* GIVEN EXERCISE *
Resume the blog post about whooping in church after its last line.

* PAGE EXTRACT *
Wednesday, October 20, 2010
Whoop Knew?
So, I have a few thoughts…
Maybe it’s just me, but the way I see it, there is a way to act, and then there is a way to act in Church.
At first blush, you’d think the latter would carry a stricter set of behavioral guidelines than the former, but apparently, I have it bass-ackwards, AGAIN. This brings us to whooping. You’ve seen the clip. You know what it is. This is apparently an appropriate practice among religious leaders in certain pockets of certain faiths.
Let me challenge this thinking a bit. I believe that whooping is absolutely appropriate, but under a slightly different set of circumstances. Below please find my list of those situations in which whooping is called for:
1.) Anal rape. By a horse, or perhaps an enormous dog. And I mean enormous, kids. Don’t give me this “Labrador retriever” bullshit. Cujo big.
2.) Backing over your own infant in the driveway by accident.

Entries from a dataset:
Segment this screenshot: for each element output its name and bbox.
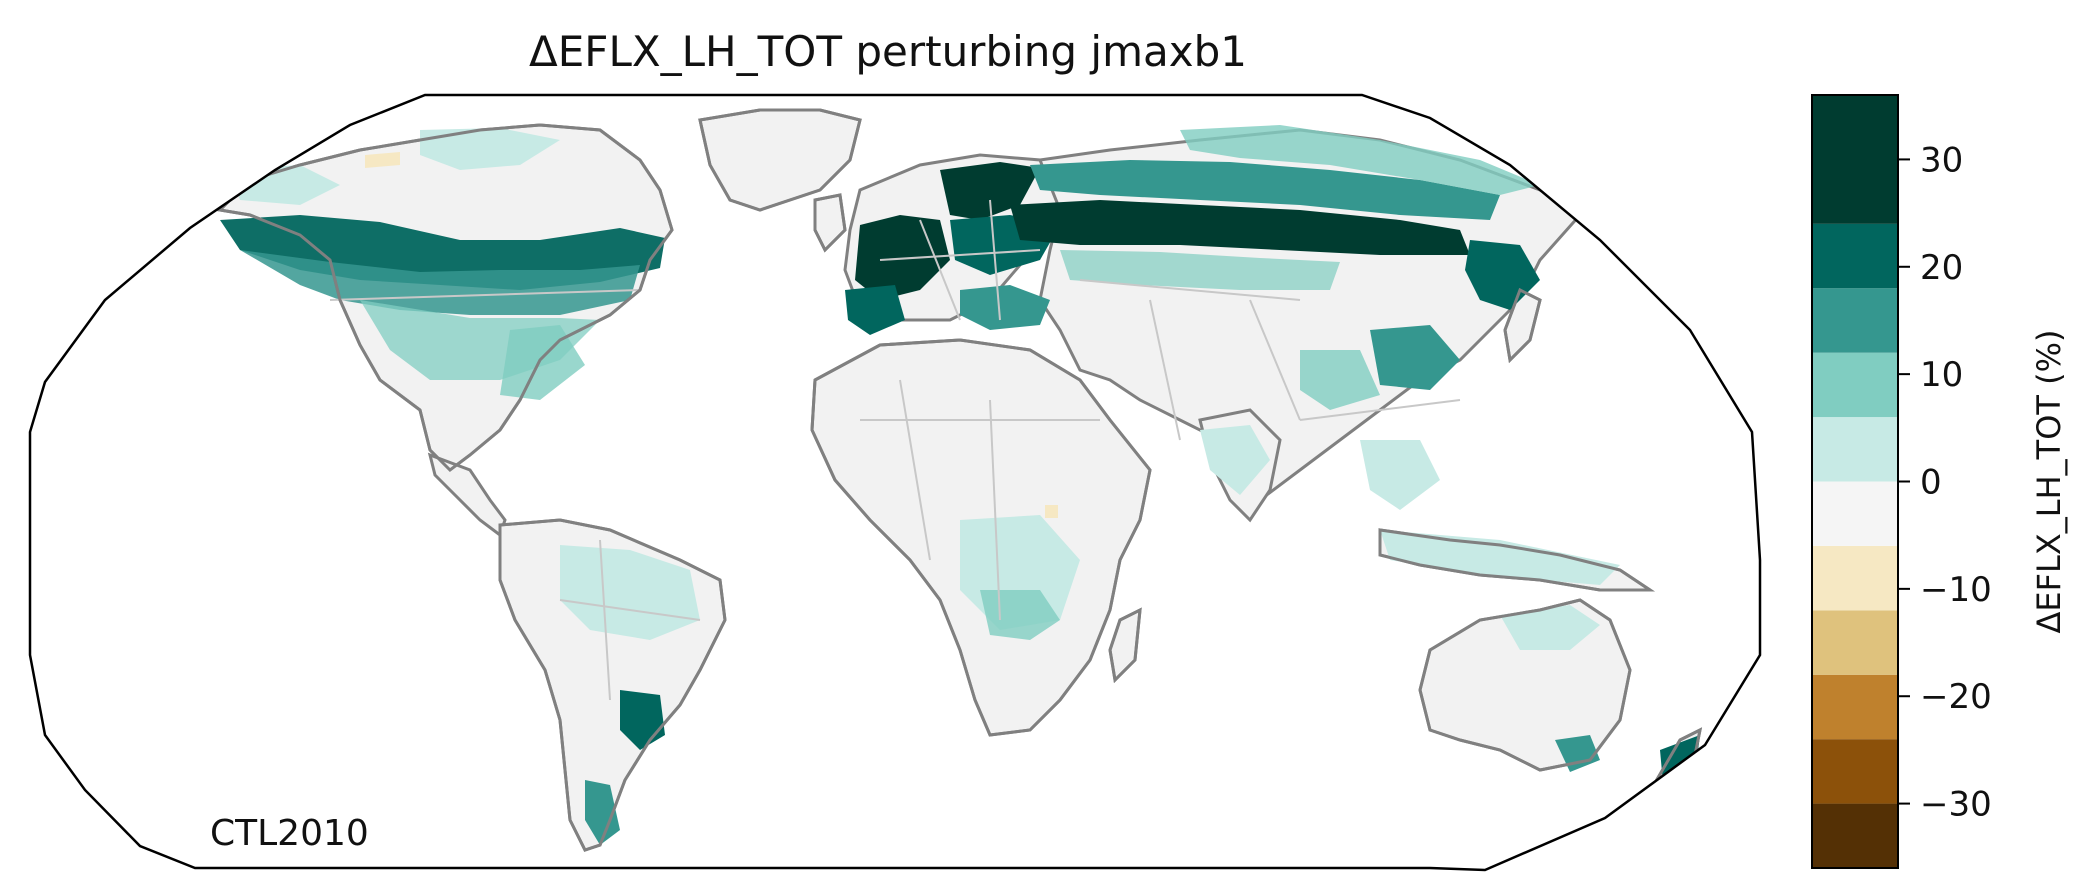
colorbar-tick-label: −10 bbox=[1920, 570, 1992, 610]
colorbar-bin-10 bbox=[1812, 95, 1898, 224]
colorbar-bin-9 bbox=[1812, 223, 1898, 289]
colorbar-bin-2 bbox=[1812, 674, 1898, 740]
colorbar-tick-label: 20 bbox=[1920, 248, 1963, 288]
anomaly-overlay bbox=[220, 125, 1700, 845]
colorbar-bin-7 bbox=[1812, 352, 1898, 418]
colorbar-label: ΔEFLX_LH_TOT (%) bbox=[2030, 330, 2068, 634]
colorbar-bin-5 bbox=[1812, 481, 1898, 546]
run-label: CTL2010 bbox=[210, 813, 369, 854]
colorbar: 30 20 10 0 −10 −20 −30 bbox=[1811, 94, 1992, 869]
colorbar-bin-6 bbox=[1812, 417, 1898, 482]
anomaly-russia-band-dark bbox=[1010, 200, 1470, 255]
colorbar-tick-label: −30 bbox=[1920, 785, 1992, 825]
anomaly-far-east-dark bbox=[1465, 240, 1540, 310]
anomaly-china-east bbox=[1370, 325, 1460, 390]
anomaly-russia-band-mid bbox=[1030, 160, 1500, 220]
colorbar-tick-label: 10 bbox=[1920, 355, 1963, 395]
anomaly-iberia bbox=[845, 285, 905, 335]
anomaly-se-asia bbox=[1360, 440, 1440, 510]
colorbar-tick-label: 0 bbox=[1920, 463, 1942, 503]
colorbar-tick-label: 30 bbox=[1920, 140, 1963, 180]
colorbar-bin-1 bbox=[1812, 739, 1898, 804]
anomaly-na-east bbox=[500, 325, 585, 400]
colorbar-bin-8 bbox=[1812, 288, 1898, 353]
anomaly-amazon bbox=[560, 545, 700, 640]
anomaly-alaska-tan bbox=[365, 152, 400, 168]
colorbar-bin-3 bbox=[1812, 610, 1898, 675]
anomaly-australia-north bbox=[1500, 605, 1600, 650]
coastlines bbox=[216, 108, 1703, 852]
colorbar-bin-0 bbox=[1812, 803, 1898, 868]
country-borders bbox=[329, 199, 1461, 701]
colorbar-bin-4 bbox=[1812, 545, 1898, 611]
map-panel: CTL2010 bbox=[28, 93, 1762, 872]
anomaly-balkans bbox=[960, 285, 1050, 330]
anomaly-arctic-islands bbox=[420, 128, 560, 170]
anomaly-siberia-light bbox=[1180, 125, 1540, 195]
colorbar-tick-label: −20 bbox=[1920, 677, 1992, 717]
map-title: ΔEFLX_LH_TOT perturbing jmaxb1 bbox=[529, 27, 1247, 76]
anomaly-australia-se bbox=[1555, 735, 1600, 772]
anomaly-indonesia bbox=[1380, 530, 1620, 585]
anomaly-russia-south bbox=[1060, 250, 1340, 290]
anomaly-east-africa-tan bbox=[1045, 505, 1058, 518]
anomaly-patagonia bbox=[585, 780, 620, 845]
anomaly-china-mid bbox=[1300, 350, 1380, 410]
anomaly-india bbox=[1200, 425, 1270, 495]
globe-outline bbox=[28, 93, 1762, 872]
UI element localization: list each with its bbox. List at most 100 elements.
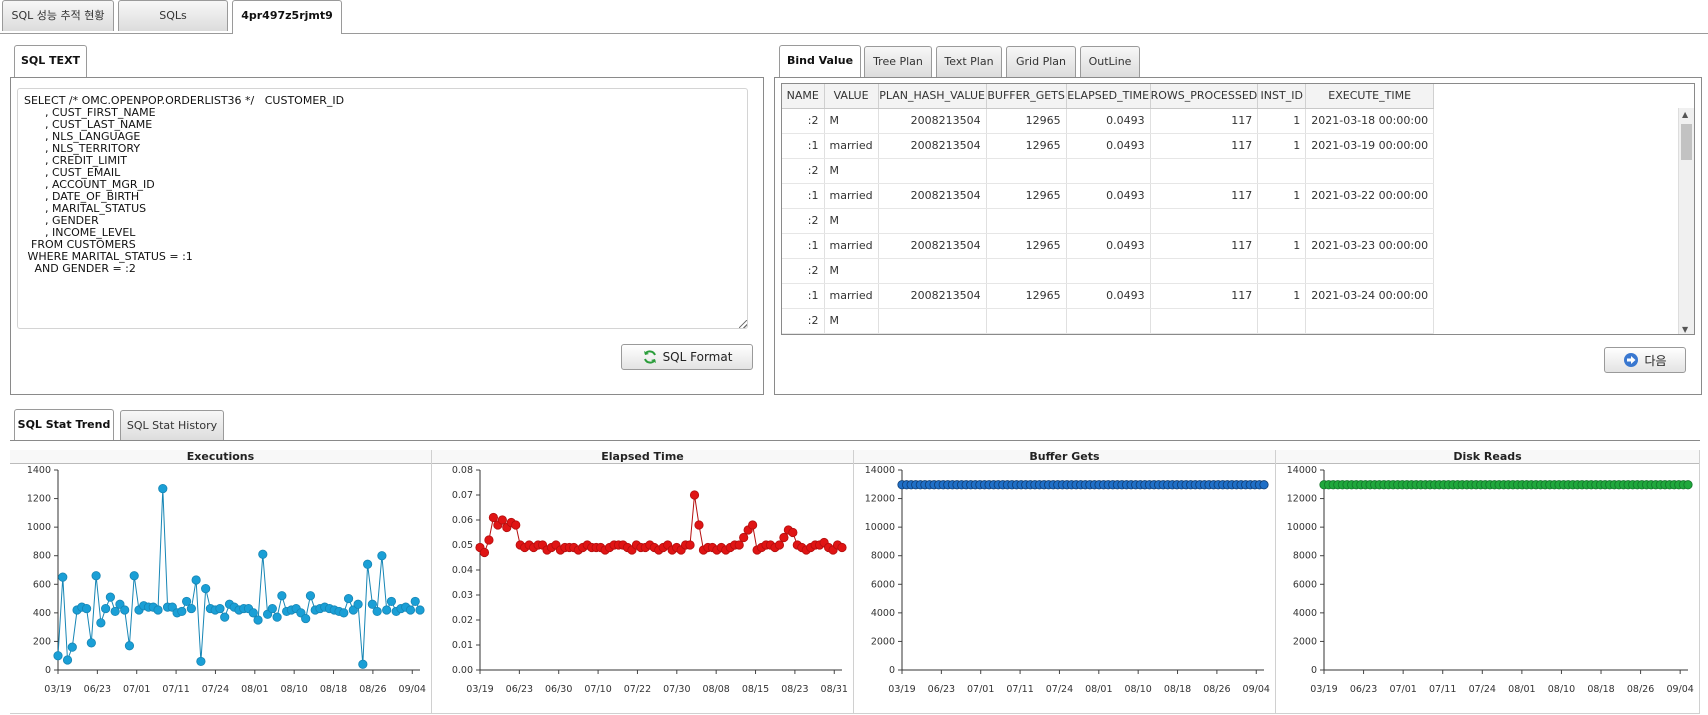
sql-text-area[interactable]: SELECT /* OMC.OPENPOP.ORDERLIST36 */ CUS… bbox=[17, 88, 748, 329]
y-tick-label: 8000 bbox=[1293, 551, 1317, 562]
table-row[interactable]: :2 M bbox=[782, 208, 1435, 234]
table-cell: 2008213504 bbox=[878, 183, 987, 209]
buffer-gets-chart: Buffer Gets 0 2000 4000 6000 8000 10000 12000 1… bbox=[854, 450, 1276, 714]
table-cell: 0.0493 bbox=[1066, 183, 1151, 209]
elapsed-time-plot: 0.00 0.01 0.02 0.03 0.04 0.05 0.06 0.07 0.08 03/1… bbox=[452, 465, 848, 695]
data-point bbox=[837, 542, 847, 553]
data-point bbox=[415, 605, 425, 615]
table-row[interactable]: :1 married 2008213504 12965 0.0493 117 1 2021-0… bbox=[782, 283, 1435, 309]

* RESULT *
3.) You are Justin Hawkins. It is 2004. You are in Wembley Arena.
4.) You are being subjected to The Blood Eagle.
5.) You are a record-store employee who has stumbled upon a murder scene just off the roadway and you are trying to run down and hail a state trooper in a final act of desperation as the victim slips away.
6.) You are Bruce Dickinson, anytime, anywhere.
7.) Powerball Strike. Like, Cujo Powerball.
8.) You are the BP oil well. You have just blown your junk shot. Truck tires, lengths of rope, and golf balls are surging from your cold and corroded orifice. This is your beautiful whalesong, the song at the bottom of the ocean.
9.) You are a TIE-Interceptor. With a shot muffler.
10.) You're salty as heyell!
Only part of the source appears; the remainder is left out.